• INPUT:
* * * * * * *

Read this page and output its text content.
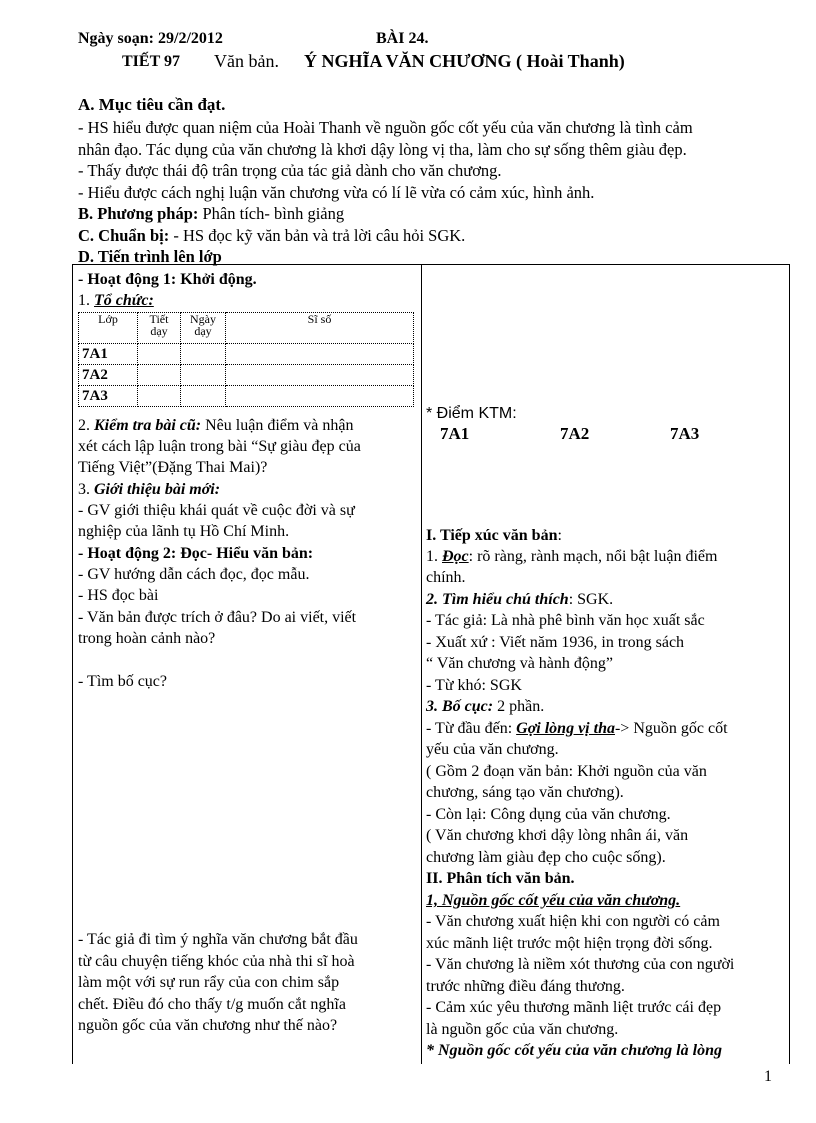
Ngày soạn: 29/2/2012	BÀI 24.
TIẾT 97 Văn bản. Ý NGHĨA VĂN CHƯƠNG ( Hoài Thanh)
A. Mục tiêu cần đạt.
- HS hiểu được quan niệm của Hoài Thanh về nguồn gốc cốt yếu của văn chương là tình cảm
nhân đạo. Tác dụng của văn chương là khơi dậy lòng vị tha, làm cho sự sống thêm giàu đẹp.
- Thấy được thái độ trân trọng của tác giả dành cho văn chương.
- Hiểu được cách nghị luận văn chương vừa có lí lẽ vừa có cảm xúc, hình ảnh.
B. Phương pháp: Phân tích- bình giảng
C. Chuẩn bị: - HS đọc kỹ văn bản và trả lời câu hỏi SGK.
D. Tiến trình lên lớp
- Hoạt động 1: Khởi động.
1. Tổ chức:
Lớp	Tiết dạy	Ngày dạy	Sĩ số
7A1			
7A2			
7A3			
2. Kiểm tra bài cũ: Nêu luận điểm và nhận
xét cách lập luận trong bài “Sự giàu đẹp của
Tiếng Việt”(Đặng Thai Mai)?
3. Giới thiệu bài mới:
- GV giới thiệu khái quát về cuộc đời và sự
nghiệp của lãnh tụ Hồ Chí Minh.
- Hoạt động 2: Đọc- Hiểu văn bản:
- GV hướng dẫn cách đọc, đọc mẫu.
- HS đọc bài
- Văn bản được trích ở đâu? Do ai viết, viết
trong hoàn cảnh nào?
- Tìm bố cục?
- Tác giả đi tìm ý nghĩa văn chương bắt đầu
từ câu chuyện tiếng khóc của nhà thi sĩ hoà
làm một với sự run rẩy của con chim sắp
chết. Điều đó cho thấy t/g muốn cắt nghĩa
nguồn gốc của văn chương như thế nào?
* Điểm KTM:
7A1	7A2	7A3
I. Tiếp xúc văn bản:
1. Đọc: rõ ràng, rành mạch, nổi bật luận điểm
chính.
2. Tìm hiểu chú thích: SGK.
- Tác giả: Là nhà phê bình văn học xuất sắc
- Xuất xứ : Viết năm 1936, in trong sách
“ Văn chương và hành động”
- Từ khó: SGK
3. Bố cục: 2 phần.
- Từ đầu đến: Gợi lòng vị tha-> Nguồn gốc cốt
yếu của văn chương.
( Gồm 2 đoạn văn bản: Khởi nguồn của văn
chương, sáng tạo văn chương).
- Còn lại: Công dụng của văn chương.
( Văn chương khơi dậy lòng nhân ái, văn
chương làm giàu đẹp cho cuộc sống).
II. Phân tích văn bản.
1, Nguồn gốc cốt yếu của văn chương.
- Văn chương xuất hiện khi con người có cảm
xúc mãnh liệt trước một hiện trọng đời sống.
- Văn chương là niềm xót thương của con người
trước những điều đáng thương.
- Cảm xúc yêu thương mãnh liệt trước cái đẹp
là nguồn gốc của văn chương.
* Nguồn gốc cốt yếu của văn chương là lòng
1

* * * * * * *

• EXERCISE DESCRIPTION: Without including the pictures, reproduce all entries exactly.

• COMPLETED TASK:
Read this page and output its text content.
Ngày soạn: 29/2/2012	BÀI 24.
TIẾT 97 Văn bản. Ý NGHĨA VĂN CHƯƠNG ( Hoài Thanh)
A. Mục tiêu cần đạt.
- HS hiểu được quan niệm của Hoài Thanh về nguồn gốc cốt yếu của văn chương là tình cảm
nhân đạo. Tác dụng của văn chương là khơi dậy lòng vị tha, làm cho sự sống thêm giàu đẹp.
- Thấy được thái độ trân trọng của tác giả dành cho văn chương.
- Hiểu được cách nghị luận văn chương vừa có lí lẽ vừa có cảm xúc, hình ảnh.
B. Phương pháp: Phân tích- bình giảng
C. Chuẩn bị: - HS đọc kỹ văn bản và trả lời câu hỏi SGK.
D. Tiến trình lên lớp
- Hoạt động 1: Khởi động.
1. Tổ chức:
Lớp	Tiết dạy	Ngày dạy	Sĩ số
7A1			
7A2			
7A3			
2. Kiểm tra bài cũ: Nêu luận điểm và nhận
xét cách lập luận trong bài “Sự giàu đẹp của
Tiếng Việt”(Đặng Thai Mai)?
3. Giới thiệu bài mới:
- GV giới thiệu khái quát về cuộc đời và sự
nghiệp của lãnh tụ Hồ Chí Minh.
- Hoạt động 2: Đọc- Hiểu văn bản:
- GV hướng dẫn cách đọc, đọc mẫu.
- HS đọc bài
- Văn bản được trích ở đâu? Do ai viết, viết
trong hoàn cảnh nào?
- Tìm bố cục?
- Tác giả đi tìm ý nghĩa văn chương bắt đầu
từ câu chuyện tiếng khóc của nhà thi sĩ hoà
làm một với sự run rẩy của con chim sắp
chết. Điều đó cho thấy t/g muốn cắt nghĩa
nguồn gốc của văn chương như thế nào?
* Điểm KTM:
7A1	7A2	7A3
I. Tiếp xúc văn bản:
1. Đọc: rõ ràng, rành mạch, nổi bật luận điểm
chính.
2. Tìm hiểu chú thích: SGK.
- Tác giả: Là nhà phê bình văn học xuất sắc
- Xuất xứ : Viết năm 1936, in trong sách
“ Văn chương và hành động”
- Từ khó: SGK
3. Bố cục: 2 phần.
- Từ đầu đến: Gợi lòng vị tha-> Nguồn gốc cốt
yếu của văn chương.
( Gồm 2 đoạn văn bản: Khởi nguồn của văn
chương, sáng tạo văn chương).
- Còn lại: Công dụng của văn chương.
( Văn chương khơi dậy lòng nhân ái, văn
chương làm giàu đẹp cho cuộc sống).
II. Phân tích văn bản.
1, Nguồn gốc cốt yếu của văn chương.
- Văn chương xuất hiện khi con người có cảm
xúc mãnh liệt trước một hiện trọng đời sống.
- Văn chương là niềm xót thương của con người
trước những điều đáng thương.
- Cảm xúc yêu thương mãnh liệt trước cái đẹp
là nguồn gốc của văn chương.
* Nguồn gốc cốt yếu của văn chương là lòng
1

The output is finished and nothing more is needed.